- [Task prompt]
Repeat word for word the part of the Healthy Indiana Plan article below that runs from "Fuerst is a" to "over $11,000 a year.".

- [Selected excerpt]
----

Governor Mike Pence won federal approval to expand the Healthy Indiana Plan. It means health insurance for an additional 8,000 Hoosiers next year.
The numbers are deceiving. While the Healthy Indiana Plan will grow, many current members are getting kicked off.
At a small home in Noblesville Brian Fuerst struggles to manage his medical bills. “I need health insurance,” he said.
Fuerst is a disabled airline pilot who must take expensive medication. “I have congestive heart failure. I just had to get my defibulator replaced.”
For two years he has been on the HIP program that provides health insurance to low income Hoosiers. “And it’s been great insurance,” he said.
But he recently received a letter from state government telling him that he no longer qualifies for HIP. He was directed to the Obamacare website to find a new insurance provider..
“They cut the HIP income requirements in half,” he explained, “so I make too much now.”
Brian Fuerst makes $20,000 a year. The new limit is just over $11,000 a year.
Fuerst feels caught in the middle. “Absolutely,” he said. “I’ve done my part and the state let me down.”
But the new guidelines came at the direction of the federal government after Governor Mike Pence declined to expand medicaid.
Brian Fuerst expects to have health insurance next year. “It’ll cost me about an extra $1200 a year,” he said.
He’s not alone. Almost 11,000 of the 35,000 people in the HIP program got the same letter he did.

----

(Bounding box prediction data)

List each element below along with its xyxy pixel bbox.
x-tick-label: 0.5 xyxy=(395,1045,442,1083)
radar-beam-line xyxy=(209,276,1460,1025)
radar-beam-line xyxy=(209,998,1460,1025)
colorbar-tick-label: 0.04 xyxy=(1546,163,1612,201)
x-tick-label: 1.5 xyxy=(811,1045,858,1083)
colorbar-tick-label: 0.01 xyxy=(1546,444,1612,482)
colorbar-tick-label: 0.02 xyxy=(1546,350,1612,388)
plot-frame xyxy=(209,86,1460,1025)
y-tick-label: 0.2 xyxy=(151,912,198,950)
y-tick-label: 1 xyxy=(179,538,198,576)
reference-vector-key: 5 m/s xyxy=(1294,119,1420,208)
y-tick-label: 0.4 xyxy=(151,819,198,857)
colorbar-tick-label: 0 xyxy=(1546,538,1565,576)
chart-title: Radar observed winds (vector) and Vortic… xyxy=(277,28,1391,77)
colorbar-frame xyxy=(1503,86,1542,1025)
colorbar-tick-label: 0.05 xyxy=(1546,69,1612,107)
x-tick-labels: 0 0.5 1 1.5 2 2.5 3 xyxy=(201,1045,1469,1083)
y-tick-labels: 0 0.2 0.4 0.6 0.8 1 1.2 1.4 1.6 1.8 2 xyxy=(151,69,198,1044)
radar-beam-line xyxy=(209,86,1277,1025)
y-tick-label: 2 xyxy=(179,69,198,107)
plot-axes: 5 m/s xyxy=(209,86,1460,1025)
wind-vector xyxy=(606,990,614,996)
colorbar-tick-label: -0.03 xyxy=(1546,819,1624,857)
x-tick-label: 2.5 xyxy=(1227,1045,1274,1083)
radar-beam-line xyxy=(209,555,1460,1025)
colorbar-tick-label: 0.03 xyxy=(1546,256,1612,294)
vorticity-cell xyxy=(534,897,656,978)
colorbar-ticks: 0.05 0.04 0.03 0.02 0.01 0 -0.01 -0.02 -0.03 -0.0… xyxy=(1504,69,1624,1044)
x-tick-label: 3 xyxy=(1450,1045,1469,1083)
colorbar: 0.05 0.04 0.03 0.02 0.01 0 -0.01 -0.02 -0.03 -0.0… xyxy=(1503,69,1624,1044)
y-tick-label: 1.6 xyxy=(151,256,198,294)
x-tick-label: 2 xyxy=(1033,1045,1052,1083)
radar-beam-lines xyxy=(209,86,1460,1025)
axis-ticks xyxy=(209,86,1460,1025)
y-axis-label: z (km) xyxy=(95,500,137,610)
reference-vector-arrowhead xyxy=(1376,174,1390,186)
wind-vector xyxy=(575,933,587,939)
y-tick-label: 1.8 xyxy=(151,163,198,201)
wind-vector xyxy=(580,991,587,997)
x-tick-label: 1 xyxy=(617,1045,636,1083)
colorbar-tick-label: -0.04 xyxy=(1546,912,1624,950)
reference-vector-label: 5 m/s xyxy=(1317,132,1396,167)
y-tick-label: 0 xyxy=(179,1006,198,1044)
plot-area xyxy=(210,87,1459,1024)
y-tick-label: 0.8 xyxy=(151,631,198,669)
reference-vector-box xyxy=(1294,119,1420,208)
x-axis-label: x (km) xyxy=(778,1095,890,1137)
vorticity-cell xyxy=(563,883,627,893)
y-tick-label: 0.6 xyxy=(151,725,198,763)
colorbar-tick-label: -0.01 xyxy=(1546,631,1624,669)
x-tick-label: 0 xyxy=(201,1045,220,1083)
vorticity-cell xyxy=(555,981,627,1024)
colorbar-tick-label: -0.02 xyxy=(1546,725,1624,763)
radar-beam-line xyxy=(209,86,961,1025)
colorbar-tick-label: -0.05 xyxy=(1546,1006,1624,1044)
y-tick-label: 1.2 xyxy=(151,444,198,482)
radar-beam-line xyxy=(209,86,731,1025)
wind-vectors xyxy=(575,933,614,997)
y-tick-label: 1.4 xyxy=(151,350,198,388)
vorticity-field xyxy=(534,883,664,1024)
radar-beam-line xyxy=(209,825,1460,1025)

----

- [Answer space]
Fuerst is a disabled airline pilot who must take expensive medication. “I have congestive heart failure. I just had to get my defibulator replaced.”
For two years he has been on the HIP program that provides health insurance to low income Hoosiers. “And it’s been great insurance,” he said.
But he recently received a letter from state government telling him that he no longer qualifies for HIP. He was directed to the Obamacare website to find a new insurance provider..
“They cut the HIP income requirements in half,” he explained, “so I make too much now.”
Brian Fuerst makes $20,000 a year. The new limit is just over $11,000 a year.